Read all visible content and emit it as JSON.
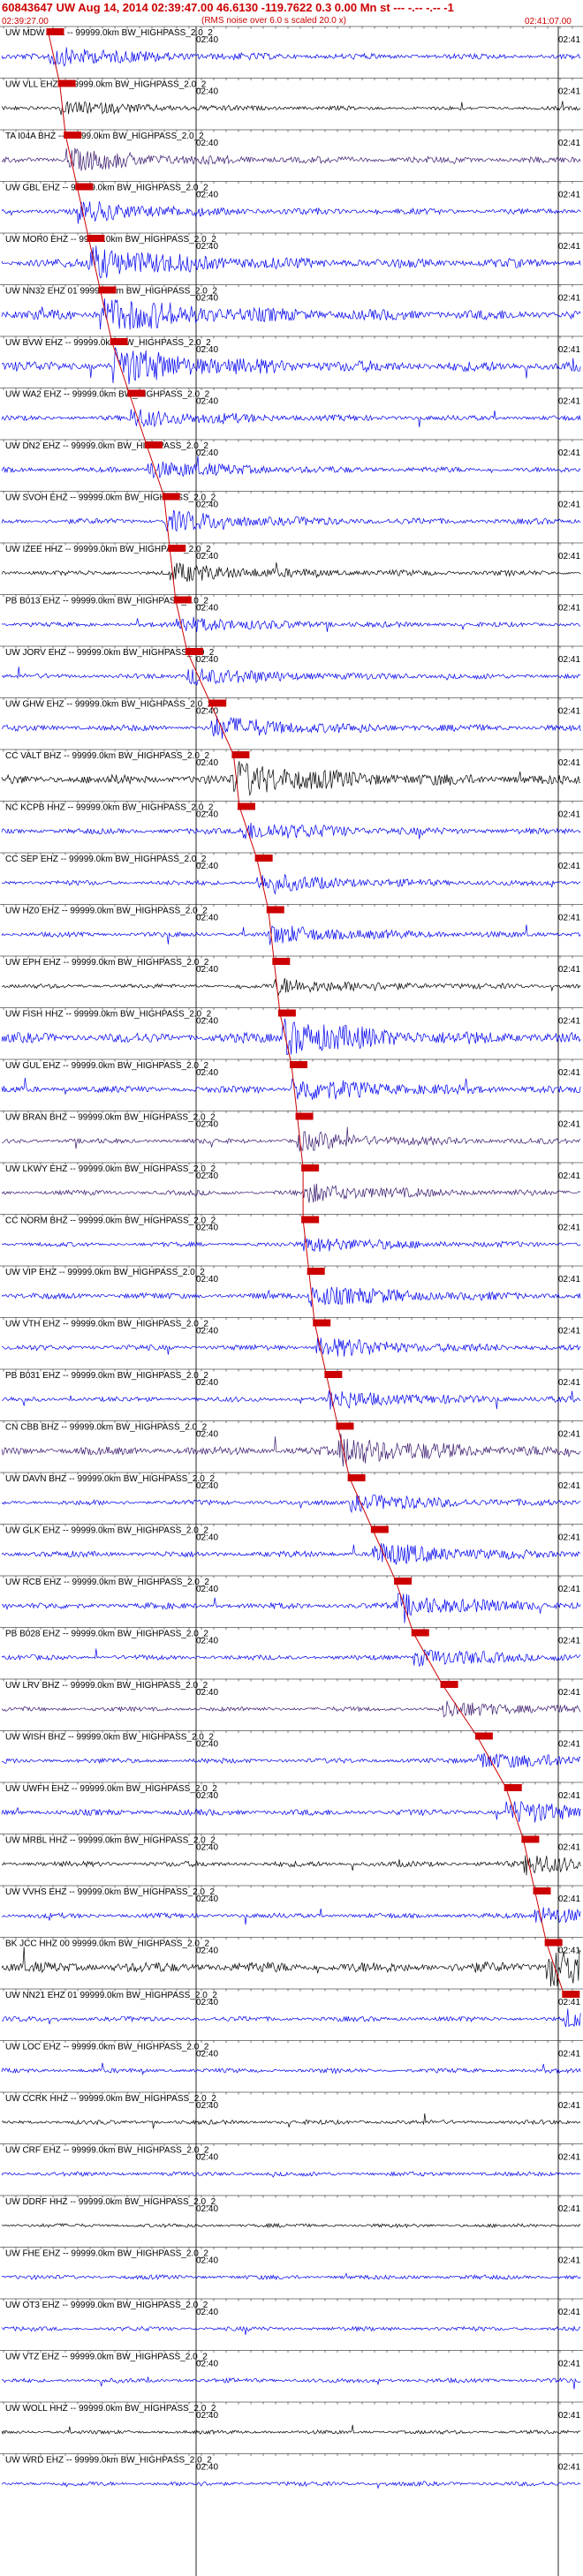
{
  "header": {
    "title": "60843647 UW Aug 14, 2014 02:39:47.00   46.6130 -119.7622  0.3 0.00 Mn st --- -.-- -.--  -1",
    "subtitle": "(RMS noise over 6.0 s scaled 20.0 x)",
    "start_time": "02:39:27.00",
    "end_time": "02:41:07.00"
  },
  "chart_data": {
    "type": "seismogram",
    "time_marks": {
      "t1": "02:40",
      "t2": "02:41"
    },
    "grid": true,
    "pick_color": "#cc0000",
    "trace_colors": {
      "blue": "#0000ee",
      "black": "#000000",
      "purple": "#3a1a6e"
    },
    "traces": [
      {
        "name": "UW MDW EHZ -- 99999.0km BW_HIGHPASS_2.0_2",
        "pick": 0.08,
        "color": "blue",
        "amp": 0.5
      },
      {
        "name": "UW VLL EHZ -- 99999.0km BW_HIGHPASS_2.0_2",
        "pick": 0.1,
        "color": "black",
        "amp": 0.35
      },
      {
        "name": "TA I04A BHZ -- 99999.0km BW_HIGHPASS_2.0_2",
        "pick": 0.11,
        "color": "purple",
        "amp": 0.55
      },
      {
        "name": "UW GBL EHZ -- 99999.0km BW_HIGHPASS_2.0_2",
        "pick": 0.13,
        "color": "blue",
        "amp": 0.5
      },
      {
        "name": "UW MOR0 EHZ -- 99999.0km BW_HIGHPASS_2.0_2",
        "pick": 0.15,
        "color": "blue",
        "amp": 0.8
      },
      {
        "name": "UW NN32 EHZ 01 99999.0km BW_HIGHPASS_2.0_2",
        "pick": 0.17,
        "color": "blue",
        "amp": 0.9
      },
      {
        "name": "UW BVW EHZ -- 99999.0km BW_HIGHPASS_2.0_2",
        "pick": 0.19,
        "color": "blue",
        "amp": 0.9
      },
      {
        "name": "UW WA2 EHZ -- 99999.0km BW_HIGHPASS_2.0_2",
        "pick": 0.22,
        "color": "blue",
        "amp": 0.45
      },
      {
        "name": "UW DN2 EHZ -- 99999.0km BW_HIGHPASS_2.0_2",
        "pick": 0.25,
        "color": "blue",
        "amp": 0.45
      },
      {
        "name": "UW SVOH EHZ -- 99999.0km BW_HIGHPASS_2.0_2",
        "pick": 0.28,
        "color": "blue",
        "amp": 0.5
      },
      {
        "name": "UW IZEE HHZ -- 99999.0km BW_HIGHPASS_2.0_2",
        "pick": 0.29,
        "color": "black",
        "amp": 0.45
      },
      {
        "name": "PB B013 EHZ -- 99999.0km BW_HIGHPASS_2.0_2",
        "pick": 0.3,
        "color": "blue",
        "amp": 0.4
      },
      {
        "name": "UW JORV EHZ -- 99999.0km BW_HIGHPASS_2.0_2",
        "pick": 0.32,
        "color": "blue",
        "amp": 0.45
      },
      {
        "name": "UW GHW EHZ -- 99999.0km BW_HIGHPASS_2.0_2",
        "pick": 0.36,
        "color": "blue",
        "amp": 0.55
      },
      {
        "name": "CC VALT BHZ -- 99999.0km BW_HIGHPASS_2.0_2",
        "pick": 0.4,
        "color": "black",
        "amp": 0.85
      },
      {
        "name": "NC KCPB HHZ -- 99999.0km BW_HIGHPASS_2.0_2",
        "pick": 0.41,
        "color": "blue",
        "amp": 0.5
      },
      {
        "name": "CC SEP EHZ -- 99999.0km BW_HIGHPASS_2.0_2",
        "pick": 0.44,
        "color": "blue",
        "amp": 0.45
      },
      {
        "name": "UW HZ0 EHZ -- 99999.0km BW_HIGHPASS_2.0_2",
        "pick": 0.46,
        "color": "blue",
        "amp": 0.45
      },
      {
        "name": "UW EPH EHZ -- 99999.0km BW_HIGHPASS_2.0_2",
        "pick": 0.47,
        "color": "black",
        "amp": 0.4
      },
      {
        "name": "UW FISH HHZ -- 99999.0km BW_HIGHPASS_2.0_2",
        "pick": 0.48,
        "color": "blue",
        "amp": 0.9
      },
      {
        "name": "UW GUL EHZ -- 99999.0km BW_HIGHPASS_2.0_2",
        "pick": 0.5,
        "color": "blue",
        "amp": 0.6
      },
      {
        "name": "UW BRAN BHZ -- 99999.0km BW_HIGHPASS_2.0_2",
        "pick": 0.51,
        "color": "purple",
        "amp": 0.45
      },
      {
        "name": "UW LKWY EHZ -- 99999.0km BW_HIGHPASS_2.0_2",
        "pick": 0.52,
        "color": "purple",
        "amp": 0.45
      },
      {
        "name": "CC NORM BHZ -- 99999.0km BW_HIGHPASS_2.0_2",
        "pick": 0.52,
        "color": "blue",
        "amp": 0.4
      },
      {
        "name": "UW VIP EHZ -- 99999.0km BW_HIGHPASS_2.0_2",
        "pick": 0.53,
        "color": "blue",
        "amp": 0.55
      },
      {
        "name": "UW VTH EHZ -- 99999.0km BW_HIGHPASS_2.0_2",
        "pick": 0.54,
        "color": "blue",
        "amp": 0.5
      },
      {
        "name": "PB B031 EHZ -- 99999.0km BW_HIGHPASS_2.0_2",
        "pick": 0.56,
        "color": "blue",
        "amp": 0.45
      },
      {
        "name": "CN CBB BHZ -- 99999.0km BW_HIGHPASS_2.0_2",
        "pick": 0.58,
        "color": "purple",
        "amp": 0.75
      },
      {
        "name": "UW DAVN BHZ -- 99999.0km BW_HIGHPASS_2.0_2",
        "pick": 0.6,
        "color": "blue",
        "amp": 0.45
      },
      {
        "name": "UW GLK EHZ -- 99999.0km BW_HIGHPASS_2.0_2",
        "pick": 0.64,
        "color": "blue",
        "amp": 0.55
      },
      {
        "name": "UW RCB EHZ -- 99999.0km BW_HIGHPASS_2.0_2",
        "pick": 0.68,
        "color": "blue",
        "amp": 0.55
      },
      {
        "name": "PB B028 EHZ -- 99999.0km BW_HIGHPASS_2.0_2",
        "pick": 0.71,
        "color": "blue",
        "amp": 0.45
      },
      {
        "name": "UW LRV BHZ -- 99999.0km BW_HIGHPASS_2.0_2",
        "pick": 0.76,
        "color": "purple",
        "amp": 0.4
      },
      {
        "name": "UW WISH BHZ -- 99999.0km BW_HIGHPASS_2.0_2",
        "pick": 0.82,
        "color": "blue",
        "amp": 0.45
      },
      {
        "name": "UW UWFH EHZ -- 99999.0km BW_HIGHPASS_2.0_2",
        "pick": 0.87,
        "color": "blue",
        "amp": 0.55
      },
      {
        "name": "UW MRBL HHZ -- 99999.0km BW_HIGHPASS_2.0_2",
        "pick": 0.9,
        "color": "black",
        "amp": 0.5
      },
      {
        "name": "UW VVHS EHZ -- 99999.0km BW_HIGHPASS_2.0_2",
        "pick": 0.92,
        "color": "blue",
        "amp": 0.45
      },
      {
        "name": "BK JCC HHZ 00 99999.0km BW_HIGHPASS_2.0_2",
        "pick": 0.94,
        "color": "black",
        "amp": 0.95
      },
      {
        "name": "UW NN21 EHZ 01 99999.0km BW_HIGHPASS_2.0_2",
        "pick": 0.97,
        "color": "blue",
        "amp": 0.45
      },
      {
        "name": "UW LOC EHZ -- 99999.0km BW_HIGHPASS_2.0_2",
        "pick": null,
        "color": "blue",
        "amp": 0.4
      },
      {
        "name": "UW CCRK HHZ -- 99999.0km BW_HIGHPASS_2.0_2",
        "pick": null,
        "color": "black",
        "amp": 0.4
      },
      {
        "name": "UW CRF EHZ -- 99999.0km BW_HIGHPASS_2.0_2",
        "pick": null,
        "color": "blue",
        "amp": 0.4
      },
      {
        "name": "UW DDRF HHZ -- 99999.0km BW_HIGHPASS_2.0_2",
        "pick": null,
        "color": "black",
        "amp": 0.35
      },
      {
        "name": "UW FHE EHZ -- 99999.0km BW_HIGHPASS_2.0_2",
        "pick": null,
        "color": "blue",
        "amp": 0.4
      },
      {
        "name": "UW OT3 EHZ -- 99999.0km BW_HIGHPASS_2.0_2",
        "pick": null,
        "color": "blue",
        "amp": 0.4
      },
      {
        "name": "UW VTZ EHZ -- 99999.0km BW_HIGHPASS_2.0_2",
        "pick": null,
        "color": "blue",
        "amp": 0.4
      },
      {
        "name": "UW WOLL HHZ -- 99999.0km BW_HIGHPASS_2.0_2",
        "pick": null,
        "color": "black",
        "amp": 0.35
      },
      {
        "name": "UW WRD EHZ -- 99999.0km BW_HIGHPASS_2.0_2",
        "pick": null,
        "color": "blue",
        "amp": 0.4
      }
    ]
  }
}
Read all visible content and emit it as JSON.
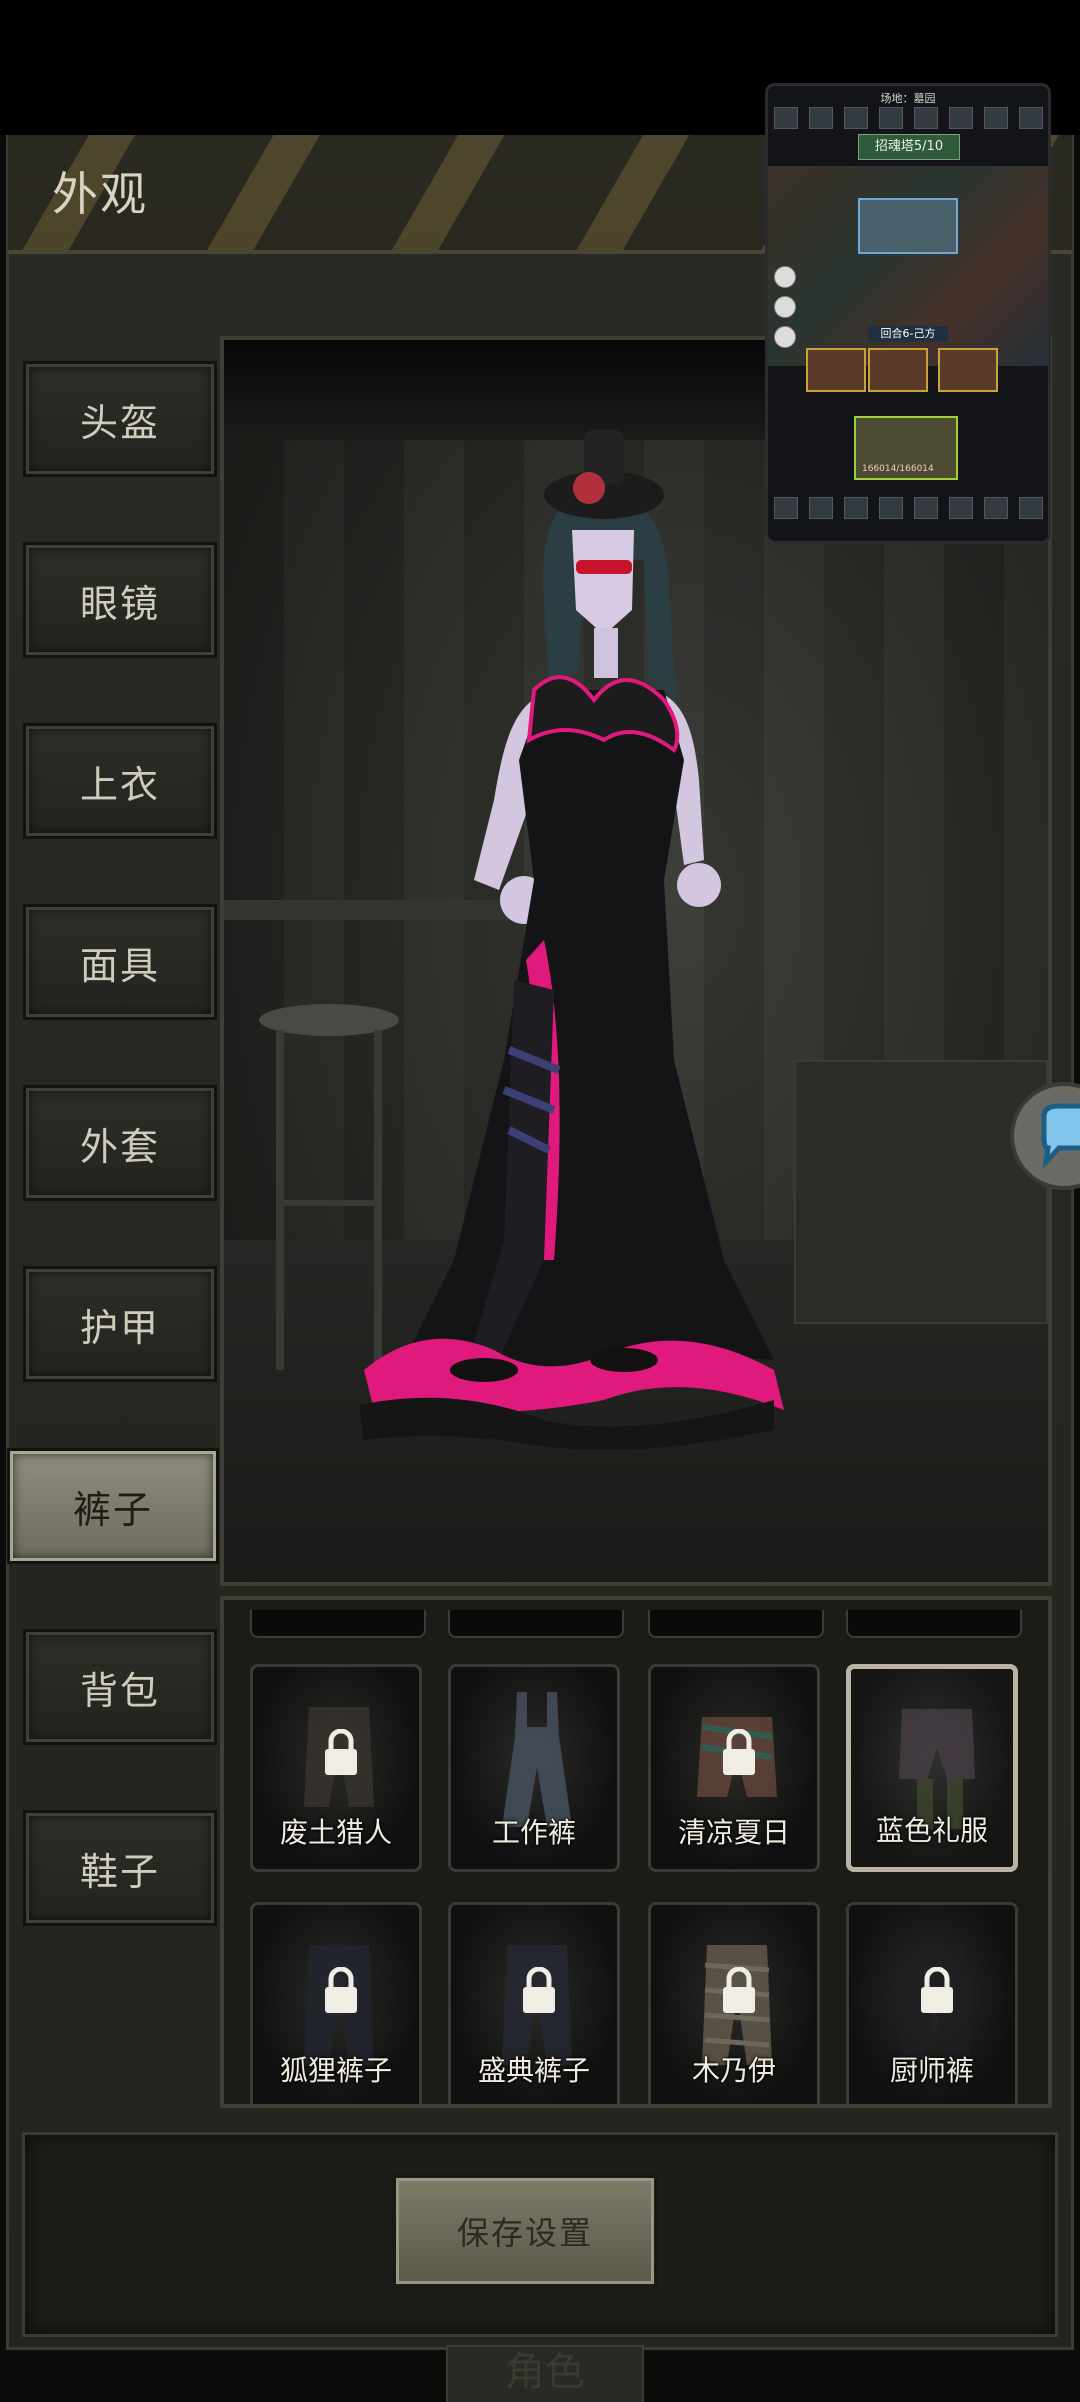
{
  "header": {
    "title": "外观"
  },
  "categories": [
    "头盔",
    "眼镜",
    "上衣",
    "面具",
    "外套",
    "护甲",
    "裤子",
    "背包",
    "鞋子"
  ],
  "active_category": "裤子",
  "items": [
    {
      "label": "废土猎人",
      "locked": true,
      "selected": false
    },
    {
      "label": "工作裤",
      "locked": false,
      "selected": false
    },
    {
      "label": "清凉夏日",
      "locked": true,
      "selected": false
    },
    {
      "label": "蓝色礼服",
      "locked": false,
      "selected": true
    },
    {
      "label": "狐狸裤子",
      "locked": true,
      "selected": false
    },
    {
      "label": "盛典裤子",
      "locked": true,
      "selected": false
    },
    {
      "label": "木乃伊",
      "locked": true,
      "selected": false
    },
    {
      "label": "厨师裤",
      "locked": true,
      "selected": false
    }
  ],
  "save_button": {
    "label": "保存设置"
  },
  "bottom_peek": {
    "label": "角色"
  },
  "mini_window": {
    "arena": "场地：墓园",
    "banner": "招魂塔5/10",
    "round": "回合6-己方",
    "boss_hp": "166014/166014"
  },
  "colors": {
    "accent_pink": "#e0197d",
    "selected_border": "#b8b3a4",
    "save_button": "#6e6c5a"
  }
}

_ _ _

Where a line above contains the word "label", copy that line.

      "label": "废土猎人",
      "label": "工作裤",
      "label": "清凉夏日",
      "label": "蓝色礼服",
      "label": "狐狸裤子",
      "label": "盛典裤子",
      "label": "木乃伊",
      "label": "厨师裤",
    "label": "保存设置"
    "label": "角色"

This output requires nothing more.